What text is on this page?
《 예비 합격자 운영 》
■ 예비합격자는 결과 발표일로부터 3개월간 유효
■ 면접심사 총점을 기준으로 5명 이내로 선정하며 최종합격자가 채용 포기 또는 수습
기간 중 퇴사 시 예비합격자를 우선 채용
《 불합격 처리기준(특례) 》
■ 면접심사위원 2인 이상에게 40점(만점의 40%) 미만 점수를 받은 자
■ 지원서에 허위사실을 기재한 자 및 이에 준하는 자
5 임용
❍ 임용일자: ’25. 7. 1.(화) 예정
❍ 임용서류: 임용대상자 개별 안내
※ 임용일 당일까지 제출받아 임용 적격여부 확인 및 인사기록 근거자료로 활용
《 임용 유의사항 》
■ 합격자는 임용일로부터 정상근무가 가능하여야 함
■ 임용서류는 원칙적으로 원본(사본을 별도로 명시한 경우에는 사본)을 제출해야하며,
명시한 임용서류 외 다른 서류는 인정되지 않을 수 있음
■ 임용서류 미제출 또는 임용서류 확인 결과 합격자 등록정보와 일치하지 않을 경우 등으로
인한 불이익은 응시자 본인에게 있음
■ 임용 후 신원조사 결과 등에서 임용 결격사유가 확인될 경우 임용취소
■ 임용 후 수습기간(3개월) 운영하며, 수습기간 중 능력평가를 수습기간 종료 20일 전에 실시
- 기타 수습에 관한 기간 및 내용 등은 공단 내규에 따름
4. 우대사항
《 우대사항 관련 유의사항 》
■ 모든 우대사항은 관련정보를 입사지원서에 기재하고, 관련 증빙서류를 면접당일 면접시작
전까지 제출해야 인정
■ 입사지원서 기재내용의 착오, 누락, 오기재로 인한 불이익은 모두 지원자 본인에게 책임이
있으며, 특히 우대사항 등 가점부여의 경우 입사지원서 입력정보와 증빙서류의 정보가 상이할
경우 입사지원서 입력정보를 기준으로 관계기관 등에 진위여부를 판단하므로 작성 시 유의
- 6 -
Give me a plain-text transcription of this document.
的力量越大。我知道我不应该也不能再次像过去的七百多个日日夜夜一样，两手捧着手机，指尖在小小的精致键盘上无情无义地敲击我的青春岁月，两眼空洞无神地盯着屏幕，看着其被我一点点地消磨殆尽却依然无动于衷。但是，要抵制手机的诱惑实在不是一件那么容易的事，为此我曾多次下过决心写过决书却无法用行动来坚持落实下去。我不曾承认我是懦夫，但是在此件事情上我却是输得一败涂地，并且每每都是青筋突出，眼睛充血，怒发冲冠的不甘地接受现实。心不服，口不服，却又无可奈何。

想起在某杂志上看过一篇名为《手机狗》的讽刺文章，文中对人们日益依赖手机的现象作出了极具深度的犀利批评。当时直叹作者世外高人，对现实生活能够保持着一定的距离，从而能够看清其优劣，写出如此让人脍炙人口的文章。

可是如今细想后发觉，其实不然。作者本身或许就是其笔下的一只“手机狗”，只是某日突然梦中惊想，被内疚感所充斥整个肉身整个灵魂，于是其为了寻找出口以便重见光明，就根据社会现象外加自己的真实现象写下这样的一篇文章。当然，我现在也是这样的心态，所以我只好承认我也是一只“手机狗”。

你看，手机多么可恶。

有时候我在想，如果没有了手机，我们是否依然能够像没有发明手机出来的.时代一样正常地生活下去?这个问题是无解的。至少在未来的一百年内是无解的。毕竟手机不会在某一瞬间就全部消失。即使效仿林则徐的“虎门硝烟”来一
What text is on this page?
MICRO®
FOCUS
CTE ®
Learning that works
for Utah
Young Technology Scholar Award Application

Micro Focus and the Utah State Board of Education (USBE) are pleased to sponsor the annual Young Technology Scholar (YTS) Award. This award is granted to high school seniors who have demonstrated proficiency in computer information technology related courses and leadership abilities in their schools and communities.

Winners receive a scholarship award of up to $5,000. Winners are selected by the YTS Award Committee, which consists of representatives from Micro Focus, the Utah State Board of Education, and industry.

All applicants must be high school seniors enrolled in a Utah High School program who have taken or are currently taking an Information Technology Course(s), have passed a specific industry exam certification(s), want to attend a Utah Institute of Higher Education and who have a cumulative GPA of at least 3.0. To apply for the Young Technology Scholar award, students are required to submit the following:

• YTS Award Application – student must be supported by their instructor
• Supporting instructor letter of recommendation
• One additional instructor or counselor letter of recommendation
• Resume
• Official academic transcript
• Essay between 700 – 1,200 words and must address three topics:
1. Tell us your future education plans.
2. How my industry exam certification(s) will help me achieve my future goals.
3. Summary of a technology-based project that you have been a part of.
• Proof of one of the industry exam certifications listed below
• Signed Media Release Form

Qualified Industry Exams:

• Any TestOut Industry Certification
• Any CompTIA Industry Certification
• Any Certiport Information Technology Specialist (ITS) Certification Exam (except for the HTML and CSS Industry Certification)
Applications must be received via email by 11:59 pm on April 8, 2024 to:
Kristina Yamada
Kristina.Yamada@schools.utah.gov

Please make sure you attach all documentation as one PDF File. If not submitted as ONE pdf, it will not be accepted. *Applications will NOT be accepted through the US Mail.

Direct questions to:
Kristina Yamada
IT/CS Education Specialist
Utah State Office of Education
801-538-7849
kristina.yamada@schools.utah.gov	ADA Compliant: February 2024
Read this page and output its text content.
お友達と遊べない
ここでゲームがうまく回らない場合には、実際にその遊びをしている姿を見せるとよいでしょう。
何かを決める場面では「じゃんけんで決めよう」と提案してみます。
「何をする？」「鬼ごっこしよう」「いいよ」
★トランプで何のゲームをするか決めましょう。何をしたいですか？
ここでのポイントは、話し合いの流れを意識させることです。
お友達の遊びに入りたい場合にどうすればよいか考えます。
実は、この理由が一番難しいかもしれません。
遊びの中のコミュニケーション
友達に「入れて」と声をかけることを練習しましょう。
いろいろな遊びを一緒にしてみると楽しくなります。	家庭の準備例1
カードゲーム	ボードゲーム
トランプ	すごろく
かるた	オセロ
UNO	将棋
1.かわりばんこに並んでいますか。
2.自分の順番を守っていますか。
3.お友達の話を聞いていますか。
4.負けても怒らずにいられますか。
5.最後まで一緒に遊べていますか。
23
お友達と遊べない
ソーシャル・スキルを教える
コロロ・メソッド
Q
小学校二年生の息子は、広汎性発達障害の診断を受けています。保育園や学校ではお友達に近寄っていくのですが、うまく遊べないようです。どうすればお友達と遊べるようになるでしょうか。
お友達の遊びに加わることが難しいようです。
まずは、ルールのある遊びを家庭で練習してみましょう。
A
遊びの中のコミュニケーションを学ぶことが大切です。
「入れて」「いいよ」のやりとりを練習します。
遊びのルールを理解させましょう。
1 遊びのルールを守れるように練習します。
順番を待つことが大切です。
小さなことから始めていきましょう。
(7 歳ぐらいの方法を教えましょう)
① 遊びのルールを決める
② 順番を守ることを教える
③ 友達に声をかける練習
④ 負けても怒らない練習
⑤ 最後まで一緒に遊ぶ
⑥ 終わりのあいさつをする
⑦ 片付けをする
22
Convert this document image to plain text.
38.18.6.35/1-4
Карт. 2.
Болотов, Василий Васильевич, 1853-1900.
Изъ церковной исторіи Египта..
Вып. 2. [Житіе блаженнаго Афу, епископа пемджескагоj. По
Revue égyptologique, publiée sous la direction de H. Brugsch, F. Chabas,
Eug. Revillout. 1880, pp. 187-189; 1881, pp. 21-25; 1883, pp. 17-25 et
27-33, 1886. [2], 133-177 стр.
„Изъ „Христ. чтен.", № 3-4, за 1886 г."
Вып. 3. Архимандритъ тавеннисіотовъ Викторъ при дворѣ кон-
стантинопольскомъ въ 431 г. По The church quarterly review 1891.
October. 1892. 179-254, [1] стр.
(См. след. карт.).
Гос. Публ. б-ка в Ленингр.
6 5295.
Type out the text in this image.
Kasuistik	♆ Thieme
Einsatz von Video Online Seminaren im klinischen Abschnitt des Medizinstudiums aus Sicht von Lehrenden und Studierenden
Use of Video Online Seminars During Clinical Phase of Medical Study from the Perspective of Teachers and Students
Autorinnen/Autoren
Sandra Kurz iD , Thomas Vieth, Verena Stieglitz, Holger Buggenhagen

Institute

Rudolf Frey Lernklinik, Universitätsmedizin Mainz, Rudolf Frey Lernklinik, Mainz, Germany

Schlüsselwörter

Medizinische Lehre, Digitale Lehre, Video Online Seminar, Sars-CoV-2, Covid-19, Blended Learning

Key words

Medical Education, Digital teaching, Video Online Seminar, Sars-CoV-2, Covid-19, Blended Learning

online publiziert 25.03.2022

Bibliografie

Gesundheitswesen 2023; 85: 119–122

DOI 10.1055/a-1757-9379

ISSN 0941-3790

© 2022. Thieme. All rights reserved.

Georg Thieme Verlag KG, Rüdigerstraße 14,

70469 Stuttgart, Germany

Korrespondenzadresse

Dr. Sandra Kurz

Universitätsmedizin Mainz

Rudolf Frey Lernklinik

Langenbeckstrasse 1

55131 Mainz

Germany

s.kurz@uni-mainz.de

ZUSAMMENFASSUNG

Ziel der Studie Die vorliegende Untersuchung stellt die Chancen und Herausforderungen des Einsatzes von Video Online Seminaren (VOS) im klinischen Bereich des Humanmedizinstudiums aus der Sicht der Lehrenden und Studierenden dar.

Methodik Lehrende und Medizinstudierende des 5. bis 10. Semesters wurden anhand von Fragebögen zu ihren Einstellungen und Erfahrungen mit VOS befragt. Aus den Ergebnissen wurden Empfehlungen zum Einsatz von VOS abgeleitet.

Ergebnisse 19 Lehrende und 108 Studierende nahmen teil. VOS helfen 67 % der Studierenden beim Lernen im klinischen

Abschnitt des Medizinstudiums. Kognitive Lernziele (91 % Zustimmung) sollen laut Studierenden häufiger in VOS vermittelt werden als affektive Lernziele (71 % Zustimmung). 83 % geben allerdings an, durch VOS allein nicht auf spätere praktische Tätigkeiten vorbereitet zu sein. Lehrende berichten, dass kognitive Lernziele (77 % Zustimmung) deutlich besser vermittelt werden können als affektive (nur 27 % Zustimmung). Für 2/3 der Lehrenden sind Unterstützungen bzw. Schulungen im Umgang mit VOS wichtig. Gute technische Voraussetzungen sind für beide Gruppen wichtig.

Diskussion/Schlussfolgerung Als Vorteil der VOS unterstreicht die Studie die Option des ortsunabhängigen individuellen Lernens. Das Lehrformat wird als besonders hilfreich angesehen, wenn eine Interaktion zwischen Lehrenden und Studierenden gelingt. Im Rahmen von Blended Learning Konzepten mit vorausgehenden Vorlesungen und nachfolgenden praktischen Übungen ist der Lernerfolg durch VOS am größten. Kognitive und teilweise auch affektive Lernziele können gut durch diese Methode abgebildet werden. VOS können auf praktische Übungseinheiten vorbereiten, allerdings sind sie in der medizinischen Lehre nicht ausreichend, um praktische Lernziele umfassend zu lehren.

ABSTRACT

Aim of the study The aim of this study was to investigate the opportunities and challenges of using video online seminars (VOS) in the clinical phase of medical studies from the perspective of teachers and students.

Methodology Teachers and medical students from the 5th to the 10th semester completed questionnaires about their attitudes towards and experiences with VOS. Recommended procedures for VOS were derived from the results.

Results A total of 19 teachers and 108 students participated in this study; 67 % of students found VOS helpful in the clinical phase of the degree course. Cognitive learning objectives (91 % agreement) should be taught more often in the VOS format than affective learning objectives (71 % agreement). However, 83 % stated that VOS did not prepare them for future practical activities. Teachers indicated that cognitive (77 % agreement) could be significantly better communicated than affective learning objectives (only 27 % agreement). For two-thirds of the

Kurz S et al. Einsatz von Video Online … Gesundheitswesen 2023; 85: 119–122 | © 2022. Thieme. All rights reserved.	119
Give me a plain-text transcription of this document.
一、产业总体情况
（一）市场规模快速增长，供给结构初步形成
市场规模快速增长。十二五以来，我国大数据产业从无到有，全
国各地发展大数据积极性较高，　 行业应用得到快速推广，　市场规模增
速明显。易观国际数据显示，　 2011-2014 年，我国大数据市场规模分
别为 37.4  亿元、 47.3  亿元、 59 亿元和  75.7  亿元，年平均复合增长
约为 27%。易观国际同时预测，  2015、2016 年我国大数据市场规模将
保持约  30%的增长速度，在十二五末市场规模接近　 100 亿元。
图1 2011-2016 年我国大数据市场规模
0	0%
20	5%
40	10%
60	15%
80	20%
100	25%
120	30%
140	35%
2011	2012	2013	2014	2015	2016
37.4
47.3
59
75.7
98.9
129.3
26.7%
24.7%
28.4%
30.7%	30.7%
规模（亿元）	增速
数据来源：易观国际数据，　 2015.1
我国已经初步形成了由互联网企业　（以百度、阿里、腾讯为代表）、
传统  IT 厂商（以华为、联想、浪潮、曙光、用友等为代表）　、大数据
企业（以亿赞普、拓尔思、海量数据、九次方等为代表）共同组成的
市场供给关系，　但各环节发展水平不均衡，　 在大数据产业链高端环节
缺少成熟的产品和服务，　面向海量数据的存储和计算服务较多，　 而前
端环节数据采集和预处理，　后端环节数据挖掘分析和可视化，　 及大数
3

====

Exercise instructions: Search the preceding listing for "Covid" and extract every line where it is found.

Response for this exercise:
Medizinische Lehre, Digitale Lehre, Video Online Seminar, Sars-CoV-2, Covid-19, Blended Learning
Medical Education, Digital teaching, Video Online Seminar, Sars-CoV-2, Covid-19, Blended Learning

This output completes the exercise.